**INFORMATION PROVIDED:**
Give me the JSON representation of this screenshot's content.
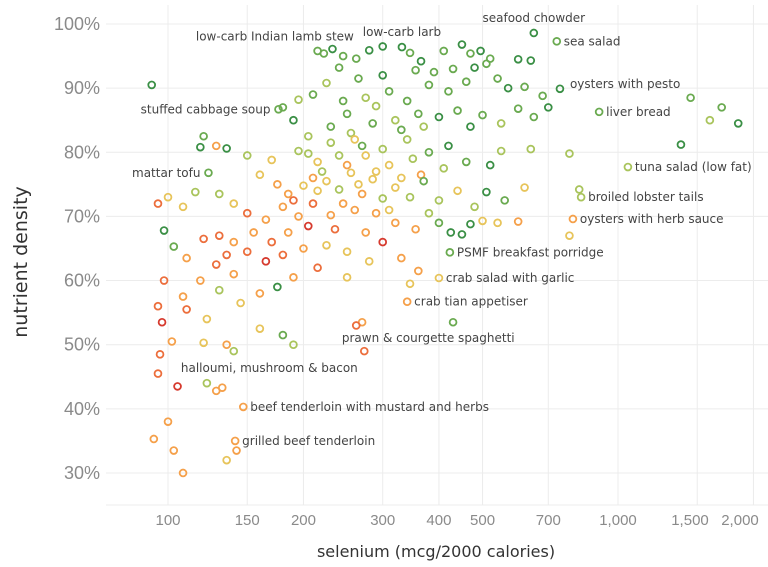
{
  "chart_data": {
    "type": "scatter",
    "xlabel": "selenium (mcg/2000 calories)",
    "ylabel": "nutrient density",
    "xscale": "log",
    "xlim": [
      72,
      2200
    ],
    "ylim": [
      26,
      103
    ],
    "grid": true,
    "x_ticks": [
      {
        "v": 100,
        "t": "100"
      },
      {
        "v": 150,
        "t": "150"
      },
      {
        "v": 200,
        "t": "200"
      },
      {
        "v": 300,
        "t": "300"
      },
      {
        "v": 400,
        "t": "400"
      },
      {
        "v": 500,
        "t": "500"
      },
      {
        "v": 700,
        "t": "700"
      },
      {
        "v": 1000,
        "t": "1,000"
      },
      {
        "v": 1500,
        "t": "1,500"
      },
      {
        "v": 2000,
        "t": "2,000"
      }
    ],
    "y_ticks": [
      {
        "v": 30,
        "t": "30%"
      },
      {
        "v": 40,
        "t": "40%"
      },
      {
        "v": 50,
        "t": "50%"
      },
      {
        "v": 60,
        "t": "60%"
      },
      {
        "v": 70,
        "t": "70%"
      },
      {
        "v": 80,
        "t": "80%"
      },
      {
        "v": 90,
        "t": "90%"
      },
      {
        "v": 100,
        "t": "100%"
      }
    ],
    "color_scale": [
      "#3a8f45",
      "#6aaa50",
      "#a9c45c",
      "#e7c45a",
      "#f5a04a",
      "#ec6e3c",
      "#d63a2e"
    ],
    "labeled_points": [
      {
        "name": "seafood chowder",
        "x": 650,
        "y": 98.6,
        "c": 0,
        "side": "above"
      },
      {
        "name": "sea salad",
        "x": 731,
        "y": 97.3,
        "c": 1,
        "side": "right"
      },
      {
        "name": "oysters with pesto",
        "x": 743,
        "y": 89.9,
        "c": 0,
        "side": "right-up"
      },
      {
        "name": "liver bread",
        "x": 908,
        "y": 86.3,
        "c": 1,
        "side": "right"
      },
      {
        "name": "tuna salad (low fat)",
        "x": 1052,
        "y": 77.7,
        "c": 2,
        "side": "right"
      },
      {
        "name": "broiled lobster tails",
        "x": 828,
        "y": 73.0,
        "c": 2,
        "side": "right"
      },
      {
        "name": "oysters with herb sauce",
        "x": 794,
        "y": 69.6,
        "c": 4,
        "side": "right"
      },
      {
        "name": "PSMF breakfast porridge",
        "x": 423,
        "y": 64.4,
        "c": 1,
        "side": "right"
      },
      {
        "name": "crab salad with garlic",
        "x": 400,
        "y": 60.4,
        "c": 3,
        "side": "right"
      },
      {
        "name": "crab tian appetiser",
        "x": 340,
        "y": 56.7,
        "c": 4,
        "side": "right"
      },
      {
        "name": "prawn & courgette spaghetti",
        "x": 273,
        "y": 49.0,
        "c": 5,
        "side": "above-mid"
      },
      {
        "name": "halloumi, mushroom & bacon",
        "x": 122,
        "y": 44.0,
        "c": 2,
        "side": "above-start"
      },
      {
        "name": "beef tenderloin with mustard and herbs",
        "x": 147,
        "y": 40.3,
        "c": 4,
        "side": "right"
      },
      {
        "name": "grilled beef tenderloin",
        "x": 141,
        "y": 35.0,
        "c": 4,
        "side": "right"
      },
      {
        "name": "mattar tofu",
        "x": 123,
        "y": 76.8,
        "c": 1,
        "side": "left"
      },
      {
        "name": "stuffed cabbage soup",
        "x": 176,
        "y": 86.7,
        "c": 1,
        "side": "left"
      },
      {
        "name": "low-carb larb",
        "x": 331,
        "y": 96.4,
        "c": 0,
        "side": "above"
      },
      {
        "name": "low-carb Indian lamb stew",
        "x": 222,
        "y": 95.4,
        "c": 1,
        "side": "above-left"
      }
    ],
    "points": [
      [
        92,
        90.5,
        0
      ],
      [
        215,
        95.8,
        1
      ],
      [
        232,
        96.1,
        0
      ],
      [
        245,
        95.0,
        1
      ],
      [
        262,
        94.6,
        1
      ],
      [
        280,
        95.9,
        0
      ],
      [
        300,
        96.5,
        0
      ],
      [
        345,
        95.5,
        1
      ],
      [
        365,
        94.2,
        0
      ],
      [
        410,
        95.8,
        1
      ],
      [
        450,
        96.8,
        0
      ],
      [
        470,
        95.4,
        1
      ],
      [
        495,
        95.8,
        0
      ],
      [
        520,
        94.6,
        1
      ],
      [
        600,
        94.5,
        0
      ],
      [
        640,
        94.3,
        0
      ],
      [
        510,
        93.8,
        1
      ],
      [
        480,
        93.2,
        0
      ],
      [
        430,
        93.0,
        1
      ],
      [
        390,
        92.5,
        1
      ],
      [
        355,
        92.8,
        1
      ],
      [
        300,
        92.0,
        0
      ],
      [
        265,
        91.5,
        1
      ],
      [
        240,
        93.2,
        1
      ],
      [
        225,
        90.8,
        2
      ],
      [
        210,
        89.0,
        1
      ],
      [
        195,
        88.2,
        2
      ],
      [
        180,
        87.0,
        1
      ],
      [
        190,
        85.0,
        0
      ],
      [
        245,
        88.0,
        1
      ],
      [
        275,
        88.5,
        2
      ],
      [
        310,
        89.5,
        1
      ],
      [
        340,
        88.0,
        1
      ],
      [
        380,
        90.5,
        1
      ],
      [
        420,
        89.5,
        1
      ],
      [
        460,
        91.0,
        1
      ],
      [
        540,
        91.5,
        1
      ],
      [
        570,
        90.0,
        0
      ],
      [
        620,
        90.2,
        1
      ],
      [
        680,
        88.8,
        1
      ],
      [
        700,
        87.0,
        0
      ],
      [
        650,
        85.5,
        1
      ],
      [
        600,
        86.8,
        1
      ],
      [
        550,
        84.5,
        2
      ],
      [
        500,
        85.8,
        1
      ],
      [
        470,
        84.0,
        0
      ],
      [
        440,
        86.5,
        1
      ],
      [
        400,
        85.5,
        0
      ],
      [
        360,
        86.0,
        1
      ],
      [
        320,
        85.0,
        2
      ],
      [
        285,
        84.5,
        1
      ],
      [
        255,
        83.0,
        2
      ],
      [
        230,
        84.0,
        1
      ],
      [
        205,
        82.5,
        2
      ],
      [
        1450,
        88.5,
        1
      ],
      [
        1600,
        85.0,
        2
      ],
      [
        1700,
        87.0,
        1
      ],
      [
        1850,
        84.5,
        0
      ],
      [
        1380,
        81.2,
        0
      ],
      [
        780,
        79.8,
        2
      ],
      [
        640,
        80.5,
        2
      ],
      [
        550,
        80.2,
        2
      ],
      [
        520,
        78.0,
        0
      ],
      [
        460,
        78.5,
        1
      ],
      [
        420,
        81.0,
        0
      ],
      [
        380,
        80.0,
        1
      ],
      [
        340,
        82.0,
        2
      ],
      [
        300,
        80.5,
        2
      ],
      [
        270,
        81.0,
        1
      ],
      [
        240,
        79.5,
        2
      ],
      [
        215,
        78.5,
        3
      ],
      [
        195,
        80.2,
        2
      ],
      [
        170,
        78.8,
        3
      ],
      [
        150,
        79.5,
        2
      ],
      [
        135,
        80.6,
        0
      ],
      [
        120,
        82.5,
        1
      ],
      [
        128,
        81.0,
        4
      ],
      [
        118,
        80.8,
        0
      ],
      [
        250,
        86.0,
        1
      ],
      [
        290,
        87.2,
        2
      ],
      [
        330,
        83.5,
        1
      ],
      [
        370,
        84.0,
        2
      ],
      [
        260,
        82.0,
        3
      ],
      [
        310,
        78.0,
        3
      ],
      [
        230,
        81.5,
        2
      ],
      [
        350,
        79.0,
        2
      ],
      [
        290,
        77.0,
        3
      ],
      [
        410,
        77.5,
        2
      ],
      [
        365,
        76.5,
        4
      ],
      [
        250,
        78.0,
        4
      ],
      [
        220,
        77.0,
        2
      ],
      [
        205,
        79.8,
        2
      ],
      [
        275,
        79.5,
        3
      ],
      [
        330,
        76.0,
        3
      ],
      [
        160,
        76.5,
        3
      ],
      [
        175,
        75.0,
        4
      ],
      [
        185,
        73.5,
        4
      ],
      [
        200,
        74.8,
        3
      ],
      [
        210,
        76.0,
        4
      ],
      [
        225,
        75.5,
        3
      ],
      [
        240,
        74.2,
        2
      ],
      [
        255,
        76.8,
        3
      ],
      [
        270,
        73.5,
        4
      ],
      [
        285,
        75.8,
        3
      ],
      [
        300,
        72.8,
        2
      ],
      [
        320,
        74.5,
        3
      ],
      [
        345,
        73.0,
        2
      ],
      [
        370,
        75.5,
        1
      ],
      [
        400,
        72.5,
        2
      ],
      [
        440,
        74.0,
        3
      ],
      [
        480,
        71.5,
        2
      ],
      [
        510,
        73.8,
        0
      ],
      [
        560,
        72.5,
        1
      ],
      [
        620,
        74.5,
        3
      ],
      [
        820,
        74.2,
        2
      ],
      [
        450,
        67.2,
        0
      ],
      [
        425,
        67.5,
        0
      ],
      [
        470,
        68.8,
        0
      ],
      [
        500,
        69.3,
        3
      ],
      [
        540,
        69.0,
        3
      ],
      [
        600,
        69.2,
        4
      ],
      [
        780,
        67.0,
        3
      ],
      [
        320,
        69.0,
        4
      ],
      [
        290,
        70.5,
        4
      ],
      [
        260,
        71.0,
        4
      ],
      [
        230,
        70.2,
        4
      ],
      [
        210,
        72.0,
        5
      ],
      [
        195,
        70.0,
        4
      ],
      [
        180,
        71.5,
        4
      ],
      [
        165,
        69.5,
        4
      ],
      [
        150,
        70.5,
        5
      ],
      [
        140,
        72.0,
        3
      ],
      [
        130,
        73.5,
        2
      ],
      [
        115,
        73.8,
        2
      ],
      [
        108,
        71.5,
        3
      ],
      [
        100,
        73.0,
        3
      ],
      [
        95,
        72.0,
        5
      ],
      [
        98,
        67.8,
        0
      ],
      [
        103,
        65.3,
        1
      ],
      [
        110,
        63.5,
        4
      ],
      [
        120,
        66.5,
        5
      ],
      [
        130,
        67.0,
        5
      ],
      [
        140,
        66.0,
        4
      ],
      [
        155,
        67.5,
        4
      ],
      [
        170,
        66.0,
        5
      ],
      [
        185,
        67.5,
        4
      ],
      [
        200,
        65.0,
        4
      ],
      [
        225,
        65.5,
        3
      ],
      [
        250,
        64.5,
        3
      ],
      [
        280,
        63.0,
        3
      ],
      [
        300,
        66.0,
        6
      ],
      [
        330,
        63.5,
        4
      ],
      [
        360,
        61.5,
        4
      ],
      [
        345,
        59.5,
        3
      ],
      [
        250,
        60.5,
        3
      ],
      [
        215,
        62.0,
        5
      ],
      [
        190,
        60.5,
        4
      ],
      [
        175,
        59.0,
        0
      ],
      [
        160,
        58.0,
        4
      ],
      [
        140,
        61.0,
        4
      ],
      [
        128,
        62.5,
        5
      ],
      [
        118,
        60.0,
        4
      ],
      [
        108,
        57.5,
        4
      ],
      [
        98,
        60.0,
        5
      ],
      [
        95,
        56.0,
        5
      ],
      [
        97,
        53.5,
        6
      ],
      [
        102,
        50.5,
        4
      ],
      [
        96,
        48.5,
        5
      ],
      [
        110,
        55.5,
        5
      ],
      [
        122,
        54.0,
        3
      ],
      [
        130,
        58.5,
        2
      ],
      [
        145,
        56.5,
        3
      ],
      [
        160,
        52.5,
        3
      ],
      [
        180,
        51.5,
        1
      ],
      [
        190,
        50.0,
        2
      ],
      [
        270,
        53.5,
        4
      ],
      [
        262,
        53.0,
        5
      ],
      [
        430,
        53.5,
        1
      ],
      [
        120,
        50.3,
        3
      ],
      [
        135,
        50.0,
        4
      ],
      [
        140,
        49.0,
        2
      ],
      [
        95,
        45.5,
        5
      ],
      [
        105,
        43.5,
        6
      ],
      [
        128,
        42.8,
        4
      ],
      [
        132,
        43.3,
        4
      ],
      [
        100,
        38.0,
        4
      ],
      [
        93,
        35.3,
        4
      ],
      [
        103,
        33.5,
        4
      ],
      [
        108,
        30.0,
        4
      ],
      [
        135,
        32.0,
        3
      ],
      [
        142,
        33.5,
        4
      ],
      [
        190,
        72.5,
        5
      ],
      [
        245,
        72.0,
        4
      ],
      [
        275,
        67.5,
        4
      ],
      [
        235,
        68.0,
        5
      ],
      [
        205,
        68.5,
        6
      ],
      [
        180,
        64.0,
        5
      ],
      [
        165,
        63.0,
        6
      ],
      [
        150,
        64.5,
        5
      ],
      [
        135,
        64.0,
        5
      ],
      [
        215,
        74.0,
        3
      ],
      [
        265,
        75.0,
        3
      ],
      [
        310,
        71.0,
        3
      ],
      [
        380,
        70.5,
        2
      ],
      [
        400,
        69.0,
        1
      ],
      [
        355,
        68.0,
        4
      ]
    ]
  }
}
...
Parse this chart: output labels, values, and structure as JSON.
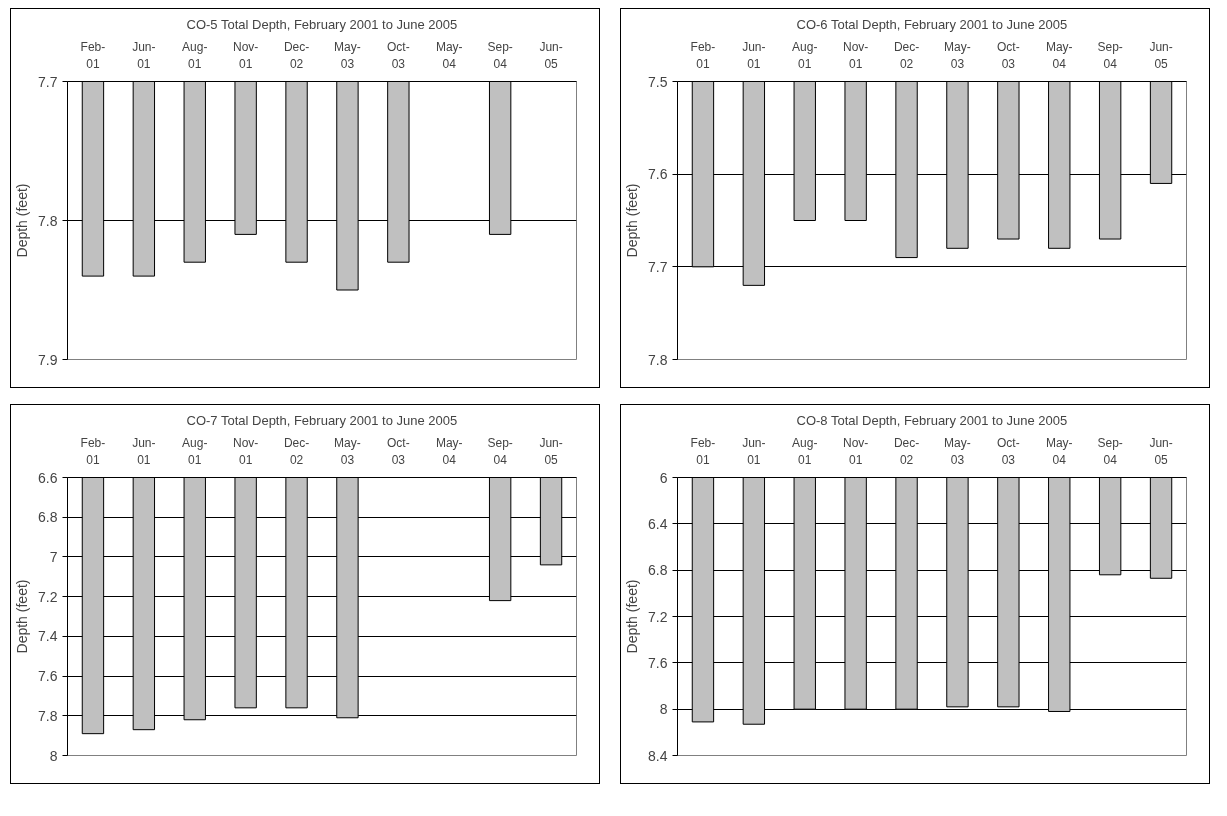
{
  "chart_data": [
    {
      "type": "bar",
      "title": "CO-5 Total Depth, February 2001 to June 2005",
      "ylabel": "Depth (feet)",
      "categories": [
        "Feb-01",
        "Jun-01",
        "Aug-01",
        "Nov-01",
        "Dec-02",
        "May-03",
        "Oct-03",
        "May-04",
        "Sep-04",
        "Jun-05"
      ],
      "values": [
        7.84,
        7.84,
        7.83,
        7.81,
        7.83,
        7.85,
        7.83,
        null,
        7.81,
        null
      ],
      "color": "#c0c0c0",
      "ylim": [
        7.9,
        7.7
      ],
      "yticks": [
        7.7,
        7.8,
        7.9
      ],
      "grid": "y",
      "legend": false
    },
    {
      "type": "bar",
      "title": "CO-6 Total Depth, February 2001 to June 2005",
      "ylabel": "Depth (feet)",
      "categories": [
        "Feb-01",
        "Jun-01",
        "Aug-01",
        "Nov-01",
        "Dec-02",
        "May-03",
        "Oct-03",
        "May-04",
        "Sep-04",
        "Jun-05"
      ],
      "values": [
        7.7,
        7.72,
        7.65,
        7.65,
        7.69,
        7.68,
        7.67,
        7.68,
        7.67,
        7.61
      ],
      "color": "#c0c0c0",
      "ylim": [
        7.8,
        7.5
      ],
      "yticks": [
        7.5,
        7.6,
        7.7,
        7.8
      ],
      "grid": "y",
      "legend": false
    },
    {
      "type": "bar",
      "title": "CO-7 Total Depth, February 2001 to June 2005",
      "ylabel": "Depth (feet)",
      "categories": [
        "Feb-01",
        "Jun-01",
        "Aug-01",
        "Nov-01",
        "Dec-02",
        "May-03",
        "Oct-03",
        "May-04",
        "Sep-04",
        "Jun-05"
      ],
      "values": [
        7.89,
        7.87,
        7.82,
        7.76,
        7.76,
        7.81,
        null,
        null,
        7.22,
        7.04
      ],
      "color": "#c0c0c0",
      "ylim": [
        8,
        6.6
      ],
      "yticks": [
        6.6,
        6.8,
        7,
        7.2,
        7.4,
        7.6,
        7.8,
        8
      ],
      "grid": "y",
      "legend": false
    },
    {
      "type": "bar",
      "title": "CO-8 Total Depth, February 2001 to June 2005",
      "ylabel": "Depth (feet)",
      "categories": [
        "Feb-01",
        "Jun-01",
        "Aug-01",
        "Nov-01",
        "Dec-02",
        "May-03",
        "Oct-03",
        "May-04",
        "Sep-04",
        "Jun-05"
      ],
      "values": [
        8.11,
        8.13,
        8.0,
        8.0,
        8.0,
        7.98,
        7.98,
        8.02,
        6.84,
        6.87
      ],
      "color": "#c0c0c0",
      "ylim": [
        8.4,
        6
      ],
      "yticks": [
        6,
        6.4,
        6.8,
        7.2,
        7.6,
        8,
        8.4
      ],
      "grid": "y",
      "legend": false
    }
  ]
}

**WHAT TO WORK ON:** Each line that holds the word "carb" is to be copied.

**EXPECTED ANSWER:**
        "name": "low-carb larb",
        "name": "low-carb Indian lamb stew",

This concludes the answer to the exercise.